[Work required] From the entries below, say how many lines carry the word "boundaries", and give nothing but the number.

[Dataset excerpts]
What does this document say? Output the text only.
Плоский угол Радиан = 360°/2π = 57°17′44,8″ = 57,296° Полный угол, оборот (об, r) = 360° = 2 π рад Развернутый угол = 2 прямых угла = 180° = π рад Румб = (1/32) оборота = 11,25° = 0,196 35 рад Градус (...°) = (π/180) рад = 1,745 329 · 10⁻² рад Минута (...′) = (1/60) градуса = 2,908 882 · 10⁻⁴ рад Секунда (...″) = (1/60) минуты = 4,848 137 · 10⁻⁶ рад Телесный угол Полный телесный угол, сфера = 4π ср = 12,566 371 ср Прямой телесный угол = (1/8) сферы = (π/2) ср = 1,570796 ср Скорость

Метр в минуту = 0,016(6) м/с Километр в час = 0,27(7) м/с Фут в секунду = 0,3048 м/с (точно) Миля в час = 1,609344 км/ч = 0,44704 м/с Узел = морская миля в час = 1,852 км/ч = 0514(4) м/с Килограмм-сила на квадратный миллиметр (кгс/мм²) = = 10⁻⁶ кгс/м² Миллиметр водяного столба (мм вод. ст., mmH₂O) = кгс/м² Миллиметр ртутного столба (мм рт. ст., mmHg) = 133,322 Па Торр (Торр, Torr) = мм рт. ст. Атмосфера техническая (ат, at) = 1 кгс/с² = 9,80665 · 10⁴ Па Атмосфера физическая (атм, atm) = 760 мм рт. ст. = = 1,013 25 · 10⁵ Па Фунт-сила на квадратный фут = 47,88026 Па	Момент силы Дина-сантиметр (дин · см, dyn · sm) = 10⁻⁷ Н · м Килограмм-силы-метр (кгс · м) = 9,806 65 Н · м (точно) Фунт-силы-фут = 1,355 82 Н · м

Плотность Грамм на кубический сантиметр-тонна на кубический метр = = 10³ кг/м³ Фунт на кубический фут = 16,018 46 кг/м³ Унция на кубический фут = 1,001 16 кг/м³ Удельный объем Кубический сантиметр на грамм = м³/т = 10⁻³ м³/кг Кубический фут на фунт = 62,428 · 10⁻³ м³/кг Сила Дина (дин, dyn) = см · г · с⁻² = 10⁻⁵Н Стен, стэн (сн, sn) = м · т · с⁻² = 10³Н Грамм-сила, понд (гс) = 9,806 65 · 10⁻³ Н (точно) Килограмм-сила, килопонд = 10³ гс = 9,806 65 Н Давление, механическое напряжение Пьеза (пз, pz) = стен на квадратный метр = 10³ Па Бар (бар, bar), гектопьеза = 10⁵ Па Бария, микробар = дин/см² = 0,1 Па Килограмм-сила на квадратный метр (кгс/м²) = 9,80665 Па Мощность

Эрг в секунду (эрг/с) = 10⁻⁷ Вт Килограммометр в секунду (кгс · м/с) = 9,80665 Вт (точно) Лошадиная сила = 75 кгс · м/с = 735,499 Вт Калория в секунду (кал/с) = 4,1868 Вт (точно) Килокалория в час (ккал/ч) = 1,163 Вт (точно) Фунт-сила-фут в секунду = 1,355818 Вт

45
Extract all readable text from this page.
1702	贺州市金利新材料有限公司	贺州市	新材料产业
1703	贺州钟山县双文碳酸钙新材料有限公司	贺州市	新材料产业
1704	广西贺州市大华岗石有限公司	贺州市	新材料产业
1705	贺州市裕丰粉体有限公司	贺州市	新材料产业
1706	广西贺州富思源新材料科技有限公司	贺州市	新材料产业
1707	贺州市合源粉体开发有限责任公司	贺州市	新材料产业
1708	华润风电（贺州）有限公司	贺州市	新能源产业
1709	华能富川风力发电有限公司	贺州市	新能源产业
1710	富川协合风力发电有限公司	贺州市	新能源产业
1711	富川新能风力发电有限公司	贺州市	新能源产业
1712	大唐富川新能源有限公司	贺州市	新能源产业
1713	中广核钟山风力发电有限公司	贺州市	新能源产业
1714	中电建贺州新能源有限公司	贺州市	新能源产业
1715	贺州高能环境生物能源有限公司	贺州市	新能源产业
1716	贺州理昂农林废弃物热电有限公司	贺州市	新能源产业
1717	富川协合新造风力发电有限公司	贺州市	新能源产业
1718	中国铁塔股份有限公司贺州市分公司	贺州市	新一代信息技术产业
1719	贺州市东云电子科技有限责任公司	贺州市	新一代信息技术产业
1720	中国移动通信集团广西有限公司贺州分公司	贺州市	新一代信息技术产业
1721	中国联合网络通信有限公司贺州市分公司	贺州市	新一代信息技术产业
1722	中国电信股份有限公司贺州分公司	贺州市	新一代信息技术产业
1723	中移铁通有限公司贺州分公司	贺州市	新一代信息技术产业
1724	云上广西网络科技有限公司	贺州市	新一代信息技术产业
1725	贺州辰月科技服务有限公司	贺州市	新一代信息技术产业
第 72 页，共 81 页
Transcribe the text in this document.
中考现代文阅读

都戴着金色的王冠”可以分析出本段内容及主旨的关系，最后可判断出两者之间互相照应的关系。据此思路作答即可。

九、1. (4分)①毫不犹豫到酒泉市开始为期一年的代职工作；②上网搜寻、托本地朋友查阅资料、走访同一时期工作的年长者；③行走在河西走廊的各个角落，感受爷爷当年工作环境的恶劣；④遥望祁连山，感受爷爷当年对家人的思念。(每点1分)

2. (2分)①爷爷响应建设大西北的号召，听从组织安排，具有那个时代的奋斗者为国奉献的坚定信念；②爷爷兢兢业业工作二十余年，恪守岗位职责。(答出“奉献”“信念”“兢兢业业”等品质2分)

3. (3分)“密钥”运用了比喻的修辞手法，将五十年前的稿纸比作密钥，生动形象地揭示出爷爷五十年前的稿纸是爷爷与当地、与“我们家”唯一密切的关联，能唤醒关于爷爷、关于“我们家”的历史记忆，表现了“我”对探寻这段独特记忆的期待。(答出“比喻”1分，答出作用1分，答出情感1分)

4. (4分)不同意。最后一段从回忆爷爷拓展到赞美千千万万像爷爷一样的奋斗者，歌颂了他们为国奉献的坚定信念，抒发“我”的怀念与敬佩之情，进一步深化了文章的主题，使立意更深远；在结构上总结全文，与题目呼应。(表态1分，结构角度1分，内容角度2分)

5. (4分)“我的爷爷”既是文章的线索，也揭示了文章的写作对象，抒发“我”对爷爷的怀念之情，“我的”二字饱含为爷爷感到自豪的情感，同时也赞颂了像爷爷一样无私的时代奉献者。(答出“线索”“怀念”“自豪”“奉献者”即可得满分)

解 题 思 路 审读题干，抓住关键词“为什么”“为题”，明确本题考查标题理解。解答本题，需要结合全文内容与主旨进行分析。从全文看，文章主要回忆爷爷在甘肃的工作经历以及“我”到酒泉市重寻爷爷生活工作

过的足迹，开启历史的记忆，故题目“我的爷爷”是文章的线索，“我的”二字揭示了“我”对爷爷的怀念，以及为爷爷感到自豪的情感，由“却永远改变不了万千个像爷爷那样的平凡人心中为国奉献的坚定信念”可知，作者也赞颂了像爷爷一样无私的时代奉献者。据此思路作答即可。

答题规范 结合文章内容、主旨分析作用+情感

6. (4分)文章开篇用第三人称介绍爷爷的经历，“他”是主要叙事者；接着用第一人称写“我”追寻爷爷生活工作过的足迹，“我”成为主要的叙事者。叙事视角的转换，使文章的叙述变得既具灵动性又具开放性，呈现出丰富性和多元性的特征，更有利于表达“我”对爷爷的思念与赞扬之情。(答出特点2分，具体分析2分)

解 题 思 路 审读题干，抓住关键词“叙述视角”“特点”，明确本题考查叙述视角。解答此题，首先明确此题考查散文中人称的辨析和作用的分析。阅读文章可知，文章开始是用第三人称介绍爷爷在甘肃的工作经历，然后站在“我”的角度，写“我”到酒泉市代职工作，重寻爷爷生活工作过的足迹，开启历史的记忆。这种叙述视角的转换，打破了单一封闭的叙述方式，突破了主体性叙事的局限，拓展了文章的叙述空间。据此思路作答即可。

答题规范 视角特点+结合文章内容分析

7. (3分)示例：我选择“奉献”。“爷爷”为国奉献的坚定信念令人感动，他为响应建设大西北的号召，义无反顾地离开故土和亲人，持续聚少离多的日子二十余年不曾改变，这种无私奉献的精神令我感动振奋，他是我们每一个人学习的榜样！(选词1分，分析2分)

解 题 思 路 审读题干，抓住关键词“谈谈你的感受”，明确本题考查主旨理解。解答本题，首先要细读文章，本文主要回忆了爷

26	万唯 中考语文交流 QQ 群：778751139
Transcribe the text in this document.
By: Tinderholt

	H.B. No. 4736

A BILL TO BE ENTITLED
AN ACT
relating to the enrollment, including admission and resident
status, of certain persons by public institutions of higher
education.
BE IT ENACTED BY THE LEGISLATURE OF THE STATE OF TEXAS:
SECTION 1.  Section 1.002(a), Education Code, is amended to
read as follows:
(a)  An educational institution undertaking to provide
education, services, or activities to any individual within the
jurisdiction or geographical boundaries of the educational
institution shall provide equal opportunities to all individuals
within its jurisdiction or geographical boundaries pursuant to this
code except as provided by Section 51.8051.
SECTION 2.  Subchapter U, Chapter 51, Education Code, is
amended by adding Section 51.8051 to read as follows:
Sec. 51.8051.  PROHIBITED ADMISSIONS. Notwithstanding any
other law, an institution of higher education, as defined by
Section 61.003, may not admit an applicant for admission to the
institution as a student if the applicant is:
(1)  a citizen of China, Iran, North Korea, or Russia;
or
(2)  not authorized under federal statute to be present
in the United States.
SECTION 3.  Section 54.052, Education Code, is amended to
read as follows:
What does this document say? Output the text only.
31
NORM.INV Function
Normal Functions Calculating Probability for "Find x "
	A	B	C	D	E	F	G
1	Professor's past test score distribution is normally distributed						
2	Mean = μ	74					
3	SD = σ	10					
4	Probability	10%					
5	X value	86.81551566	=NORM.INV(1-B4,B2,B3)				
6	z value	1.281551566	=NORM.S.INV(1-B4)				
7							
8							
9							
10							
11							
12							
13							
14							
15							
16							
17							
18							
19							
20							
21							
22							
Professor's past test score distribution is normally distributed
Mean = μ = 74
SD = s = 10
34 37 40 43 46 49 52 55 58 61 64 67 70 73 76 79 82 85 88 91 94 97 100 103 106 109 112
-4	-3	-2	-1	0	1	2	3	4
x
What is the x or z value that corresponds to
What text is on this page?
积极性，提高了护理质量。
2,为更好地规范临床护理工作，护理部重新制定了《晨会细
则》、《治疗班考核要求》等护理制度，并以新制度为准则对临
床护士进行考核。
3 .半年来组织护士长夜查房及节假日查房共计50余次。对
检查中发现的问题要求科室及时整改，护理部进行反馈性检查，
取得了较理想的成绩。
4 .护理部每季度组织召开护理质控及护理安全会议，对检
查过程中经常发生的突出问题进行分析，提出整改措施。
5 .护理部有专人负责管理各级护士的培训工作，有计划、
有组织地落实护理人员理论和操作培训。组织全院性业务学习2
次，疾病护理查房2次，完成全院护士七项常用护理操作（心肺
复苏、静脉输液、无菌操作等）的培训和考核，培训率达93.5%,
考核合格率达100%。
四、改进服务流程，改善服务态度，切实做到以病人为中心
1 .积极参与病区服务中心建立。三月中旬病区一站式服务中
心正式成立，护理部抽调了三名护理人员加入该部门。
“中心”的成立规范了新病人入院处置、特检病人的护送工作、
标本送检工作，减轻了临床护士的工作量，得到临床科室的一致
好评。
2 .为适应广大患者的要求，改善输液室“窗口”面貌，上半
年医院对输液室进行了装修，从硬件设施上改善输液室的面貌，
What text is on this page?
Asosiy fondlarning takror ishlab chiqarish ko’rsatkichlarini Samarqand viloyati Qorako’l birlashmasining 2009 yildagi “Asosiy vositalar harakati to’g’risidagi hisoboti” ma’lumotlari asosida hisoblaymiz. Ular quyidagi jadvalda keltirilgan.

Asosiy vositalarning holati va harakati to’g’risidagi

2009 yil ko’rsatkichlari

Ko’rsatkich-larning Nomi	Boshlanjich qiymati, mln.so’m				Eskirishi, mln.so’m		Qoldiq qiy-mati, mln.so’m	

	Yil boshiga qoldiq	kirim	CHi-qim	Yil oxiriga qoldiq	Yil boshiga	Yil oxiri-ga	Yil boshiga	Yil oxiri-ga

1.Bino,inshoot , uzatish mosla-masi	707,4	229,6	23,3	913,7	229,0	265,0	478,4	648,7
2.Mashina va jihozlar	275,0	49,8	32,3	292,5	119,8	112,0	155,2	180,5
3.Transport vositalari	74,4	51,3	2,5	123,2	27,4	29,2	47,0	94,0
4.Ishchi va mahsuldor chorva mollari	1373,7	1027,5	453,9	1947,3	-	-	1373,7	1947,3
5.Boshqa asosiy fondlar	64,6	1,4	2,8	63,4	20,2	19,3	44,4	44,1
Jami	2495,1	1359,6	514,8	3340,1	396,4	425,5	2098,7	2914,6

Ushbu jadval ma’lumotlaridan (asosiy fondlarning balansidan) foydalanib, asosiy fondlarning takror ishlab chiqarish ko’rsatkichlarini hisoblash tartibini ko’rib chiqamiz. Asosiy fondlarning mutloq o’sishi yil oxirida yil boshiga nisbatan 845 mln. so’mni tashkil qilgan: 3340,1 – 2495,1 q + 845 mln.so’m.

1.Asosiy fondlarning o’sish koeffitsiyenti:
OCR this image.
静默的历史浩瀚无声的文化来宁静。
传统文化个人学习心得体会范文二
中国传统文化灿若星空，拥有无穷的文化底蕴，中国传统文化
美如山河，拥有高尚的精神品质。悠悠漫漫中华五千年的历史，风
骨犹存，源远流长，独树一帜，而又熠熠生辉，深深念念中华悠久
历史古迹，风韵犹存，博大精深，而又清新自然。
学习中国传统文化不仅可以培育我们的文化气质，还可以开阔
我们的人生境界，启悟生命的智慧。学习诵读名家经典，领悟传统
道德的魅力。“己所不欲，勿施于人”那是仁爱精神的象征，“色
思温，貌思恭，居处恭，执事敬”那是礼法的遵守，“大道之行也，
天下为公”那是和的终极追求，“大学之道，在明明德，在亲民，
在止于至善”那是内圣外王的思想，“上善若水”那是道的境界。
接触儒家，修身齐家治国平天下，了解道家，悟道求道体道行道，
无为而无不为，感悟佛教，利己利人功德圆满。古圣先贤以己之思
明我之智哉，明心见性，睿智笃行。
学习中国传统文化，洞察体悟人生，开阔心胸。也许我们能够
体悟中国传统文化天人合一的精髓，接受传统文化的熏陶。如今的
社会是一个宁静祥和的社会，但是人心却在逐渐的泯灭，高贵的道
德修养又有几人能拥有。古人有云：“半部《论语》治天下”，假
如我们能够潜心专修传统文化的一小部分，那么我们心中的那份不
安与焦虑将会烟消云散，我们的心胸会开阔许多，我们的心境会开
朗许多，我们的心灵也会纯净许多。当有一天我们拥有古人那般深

[Correct result] 2